**Task description:** Collect each line of the entries that holds the string "solid".

>> Start Dataset

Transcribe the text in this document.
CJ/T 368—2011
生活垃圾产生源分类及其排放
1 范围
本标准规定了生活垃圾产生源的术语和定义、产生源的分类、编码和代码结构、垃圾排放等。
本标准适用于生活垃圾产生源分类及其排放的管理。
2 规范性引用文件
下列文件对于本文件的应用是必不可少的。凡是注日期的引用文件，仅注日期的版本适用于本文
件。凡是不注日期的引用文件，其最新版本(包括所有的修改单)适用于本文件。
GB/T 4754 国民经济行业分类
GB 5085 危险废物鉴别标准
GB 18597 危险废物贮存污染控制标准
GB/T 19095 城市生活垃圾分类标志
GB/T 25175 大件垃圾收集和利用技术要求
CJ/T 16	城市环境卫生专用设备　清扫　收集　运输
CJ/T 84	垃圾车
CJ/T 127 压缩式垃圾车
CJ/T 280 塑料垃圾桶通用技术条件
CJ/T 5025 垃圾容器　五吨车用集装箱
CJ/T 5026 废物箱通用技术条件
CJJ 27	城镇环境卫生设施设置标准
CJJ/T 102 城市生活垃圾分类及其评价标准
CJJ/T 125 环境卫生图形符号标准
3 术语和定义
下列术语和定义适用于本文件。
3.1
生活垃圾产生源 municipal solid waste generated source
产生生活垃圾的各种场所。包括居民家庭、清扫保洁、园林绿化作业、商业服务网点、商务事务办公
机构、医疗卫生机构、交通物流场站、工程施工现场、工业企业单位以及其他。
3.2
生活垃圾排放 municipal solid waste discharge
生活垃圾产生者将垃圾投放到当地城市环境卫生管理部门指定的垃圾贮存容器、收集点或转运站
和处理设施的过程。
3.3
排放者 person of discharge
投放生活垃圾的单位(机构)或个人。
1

>> End Dataset

**Correct answer:**
生活垃圾产生源 municipal solid waste generated source
生活垃圾排放 municipal solid waste discharge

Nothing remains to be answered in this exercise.